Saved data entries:
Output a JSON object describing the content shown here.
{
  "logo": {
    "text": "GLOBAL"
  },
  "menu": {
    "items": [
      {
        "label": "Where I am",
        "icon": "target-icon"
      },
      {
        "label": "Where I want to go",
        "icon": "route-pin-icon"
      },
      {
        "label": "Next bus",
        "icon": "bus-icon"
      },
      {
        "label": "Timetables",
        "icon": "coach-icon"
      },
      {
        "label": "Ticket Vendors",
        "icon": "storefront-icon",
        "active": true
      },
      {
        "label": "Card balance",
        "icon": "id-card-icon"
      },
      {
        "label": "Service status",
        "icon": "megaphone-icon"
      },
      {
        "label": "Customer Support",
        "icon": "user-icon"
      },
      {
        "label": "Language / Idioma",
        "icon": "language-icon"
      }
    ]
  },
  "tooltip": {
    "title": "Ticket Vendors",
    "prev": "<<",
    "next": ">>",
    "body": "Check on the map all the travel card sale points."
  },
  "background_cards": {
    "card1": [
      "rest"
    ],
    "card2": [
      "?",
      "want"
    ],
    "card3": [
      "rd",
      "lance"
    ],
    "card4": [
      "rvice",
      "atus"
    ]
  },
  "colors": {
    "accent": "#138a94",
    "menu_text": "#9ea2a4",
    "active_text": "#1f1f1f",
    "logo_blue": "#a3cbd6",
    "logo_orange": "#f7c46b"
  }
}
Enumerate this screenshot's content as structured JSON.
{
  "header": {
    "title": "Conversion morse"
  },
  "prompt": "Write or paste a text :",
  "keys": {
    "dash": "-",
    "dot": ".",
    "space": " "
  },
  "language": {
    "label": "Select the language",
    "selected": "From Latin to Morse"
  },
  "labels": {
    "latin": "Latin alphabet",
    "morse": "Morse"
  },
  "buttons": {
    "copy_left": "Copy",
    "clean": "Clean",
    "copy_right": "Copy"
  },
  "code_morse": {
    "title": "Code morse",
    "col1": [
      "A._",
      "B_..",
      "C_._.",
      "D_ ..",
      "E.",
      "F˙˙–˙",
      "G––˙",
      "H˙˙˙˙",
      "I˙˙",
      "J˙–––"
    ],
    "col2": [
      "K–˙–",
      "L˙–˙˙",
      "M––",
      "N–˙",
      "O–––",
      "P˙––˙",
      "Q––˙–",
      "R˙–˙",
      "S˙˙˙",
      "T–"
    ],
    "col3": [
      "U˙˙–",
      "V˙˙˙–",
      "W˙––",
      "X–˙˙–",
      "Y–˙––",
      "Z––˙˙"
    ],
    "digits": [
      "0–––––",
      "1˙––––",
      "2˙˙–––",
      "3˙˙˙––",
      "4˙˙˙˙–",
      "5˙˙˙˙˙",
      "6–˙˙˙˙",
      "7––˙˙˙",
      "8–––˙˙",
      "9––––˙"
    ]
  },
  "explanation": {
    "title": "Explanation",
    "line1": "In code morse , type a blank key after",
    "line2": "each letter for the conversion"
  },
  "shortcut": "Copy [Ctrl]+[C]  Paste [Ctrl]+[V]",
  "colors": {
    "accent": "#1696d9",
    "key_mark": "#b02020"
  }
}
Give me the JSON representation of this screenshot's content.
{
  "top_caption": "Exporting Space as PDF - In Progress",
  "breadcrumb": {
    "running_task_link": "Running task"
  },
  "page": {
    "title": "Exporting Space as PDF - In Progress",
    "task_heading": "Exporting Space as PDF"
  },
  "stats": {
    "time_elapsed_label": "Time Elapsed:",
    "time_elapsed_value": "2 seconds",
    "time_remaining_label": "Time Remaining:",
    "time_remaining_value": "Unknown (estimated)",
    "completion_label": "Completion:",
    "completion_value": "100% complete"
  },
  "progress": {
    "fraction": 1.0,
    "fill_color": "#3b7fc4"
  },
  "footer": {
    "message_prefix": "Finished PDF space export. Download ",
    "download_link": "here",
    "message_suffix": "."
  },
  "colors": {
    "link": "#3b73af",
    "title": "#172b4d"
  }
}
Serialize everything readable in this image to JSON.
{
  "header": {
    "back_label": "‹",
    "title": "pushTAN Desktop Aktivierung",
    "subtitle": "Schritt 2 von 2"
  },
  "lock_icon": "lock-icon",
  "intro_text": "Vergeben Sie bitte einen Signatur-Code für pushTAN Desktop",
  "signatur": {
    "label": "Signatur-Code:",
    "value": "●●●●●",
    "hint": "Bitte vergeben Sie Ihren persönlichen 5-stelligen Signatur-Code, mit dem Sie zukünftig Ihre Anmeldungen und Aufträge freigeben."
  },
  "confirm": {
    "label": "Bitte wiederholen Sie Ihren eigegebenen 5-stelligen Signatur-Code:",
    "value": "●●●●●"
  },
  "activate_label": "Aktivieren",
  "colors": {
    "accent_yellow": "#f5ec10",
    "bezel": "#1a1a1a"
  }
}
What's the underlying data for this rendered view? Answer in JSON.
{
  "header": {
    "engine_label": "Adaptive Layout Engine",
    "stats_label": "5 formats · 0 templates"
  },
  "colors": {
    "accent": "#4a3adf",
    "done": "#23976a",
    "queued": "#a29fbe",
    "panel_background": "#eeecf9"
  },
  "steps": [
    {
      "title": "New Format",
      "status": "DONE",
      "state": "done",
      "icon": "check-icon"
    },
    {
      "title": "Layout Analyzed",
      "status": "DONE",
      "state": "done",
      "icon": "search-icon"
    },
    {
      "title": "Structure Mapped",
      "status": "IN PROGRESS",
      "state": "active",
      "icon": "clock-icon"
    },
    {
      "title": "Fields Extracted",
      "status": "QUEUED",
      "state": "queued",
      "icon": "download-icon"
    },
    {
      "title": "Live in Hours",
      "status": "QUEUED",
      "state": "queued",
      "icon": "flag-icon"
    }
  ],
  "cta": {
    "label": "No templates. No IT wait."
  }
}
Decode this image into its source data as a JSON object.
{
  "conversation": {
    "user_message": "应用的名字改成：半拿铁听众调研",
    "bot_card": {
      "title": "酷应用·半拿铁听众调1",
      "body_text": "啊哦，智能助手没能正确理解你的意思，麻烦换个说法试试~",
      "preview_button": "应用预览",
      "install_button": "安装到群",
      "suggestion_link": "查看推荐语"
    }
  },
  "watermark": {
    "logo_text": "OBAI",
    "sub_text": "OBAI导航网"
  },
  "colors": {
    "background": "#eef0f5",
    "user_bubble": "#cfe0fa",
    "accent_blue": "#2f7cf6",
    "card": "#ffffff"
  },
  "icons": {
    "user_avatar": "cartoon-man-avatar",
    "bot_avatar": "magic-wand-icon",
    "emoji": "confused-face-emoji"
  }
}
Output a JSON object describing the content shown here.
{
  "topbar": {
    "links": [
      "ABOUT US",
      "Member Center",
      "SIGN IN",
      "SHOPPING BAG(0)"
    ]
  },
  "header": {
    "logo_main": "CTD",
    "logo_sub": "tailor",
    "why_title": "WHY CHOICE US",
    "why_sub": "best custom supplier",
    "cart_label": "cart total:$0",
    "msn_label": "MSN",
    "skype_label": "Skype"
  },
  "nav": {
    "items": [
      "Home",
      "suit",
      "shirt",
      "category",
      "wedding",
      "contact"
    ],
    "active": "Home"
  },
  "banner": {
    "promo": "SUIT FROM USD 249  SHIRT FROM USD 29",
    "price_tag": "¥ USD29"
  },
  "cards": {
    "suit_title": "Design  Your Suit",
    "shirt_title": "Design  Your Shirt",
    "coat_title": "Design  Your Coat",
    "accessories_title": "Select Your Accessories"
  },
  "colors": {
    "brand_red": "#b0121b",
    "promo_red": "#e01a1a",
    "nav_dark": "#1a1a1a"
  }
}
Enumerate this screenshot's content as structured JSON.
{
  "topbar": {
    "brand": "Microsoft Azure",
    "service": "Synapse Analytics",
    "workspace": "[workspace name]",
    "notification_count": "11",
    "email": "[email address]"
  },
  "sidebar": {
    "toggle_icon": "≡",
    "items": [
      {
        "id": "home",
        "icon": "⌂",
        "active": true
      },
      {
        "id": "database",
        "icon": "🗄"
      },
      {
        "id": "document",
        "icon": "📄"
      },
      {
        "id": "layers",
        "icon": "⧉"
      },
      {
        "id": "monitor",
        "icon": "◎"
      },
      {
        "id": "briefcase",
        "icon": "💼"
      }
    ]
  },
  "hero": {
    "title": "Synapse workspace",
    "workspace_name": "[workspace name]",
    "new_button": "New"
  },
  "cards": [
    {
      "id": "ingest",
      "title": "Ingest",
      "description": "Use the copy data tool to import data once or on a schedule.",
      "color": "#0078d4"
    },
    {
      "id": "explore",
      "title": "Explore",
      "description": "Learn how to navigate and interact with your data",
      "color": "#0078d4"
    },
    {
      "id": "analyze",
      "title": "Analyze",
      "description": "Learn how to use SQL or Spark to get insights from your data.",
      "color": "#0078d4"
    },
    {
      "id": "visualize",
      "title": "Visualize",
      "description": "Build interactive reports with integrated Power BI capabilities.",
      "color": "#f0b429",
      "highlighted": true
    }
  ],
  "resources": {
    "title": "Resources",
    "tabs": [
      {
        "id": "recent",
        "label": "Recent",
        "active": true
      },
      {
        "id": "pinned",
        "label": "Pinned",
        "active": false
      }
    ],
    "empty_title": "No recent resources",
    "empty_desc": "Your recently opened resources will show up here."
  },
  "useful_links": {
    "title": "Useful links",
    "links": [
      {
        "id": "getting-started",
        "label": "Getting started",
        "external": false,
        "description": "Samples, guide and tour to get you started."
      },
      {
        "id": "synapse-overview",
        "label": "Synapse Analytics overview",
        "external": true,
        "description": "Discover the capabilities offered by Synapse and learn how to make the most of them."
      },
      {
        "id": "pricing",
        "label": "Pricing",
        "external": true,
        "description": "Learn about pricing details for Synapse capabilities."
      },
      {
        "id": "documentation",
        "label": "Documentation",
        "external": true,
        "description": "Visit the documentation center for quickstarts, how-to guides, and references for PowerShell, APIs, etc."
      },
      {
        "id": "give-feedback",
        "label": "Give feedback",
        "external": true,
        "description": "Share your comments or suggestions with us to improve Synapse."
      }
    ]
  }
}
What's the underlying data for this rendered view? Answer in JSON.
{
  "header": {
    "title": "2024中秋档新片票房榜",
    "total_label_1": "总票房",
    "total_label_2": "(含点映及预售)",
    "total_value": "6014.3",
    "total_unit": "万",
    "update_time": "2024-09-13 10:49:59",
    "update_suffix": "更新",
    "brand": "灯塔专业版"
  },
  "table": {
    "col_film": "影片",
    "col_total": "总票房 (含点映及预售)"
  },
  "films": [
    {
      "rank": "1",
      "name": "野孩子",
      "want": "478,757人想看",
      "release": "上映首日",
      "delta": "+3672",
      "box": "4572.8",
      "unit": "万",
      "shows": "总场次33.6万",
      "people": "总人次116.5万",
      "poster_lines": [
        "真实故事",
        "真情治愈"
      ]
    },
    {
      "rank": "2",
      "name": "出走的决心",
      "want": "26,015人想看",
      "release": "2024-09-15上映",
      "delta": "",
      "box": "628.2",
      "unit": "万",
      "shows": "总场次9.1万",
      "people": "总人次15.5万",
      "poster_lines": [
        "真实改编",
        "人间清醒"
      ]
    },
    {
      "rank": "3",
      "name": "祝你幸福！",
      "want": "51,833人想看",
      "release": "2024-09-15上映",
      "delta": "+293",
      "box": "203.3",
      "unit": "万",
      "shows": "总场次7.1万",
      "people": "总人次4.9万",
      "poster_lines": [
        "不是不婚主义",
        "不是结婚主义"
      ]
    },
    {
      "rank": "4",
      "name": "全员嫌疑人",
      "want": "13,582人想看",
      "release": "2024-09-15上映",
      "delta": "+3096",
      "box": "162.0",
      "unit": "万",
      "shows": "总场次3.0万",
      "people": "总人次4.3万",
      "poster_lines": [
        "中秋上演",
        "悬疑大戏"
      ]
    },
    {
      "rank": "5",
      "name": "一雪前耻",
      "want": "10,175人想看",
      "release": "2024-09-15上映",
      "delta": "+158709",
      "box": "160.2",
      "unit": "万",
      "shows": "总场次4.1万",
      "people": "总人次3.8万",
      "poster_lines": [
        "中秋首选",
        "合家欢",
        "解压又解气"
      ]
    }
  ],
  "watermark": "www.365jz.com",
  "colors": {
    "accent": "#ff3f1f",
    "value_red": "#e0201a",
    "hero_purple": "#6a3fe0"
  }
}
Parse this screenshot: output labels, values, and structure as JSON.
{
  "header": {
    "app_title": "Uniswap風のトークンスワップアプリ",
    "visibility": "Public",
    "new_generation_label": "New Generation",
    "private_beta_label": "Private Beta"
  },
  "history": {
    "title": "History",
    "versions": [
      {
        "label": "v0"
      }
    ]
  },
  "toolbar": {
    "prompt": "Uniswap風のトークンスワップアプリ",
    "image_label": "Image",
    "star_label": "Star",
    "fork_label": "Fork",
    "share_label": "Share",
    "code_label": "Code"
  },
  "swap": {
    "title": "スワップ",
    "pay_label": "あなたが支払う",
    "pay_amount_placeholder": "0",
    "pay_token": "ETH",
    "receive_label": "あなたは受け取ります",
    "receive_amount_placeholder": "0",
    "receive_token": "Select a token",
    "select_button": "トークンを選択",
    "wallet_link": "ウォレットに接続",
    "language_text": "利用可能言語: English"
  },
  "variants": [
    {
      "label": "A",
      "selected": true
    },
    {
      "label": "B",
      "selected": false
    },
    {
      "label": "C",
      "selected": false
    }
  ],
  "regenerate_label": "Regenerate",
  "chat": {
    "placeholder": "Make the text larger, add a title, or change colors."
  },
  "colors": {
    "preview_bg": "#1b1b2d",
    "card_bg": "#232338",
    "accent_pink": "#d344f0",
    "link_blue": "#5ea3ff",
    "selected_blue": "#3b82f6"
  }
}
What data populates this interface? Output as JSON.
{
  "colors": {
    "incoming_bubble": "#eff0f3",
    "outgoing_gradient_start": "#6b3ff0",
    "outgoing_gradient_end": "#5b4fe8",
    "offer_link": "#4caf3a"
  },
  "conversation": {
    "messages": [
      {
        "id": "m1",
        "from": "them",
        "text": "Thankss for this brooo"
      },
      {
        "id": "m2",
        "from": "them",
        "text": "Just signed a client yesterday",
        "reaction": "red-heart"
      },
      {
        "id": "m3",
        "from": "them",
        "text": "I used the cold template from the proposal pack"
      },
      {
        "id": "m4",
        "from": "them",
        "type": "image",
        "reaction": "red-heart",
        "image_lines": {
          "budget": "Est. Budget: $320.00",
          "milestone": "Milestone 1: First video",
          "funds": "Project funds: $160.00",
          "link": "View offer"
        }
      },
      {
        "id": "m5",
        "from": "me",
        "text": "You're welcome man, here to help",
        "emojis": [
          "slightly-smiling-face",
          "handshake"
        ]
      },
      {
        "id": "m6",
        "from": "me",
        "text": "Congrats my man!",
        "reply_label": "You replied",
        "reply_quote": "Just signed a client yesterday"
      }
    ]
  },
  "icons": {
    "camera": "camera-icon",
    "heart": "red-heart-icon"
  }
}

What the exercise asks —
Look for lines containing the string "false" and copy them all.

Solution below —
        "active": false
        "external": false,
      "selected": false
      "selected": false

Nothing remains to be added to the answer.